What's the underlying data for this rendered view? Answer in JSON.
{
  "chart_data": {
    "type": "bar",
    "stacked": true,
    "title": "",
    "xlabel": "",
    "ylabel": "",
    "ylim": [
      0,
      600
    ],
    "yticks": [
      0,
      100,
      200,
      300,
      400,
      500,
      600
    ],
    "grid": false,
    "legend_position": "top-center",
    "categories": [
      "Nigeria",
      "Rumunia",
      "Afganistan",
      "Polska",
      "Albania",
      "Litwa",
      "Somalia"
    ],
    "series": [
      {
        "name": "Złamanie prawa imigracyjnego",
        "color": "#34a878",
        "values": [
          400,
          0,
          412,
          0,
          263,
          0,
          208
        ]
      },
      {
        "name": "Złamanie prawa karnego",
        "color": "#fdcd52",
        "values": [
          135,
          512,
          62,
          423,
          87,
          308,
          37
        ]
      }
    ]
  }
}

* * * * * * * * *

* What needs to be done:
Every line above needs to be retyped exactly.

* Expected answer:
What's the underlying data for this rendered view? Answer in JSON.
{
  "chart_data": {
    "type": "bar",
    "stacked": true,
    "title": "",
    "xlabel": "",
    "ylabel": "",
    "ylim": [
      0,
      600
    ],
    "yticks": [
      0,
      100,
      200,
      300,
      400,
      500,
      600
    ],
    "grid": false,
    "legend_position": "top-center",
    "categories": [
      "Nigeria",
      "Rumunia",
      "Afganistan",
      "Polska",
      "Albania",
      "Litwa",
      "Somalia"
    ],
    "series": [
      {
        "name": "Złamanie prawa imigracyjnego",
        "color": "#34a878",
        "values": [
          400,
          0,
          412,
          0,
          263,
          0,
          208
        ]
      },
      {
        "name": "Złamanie prawa karnego",
        "color": "#fdcd52",
        "values": [
          135,
          512,
          62,
          423,
          87,
          308,
          37
        ]
      }
    ]
  }
}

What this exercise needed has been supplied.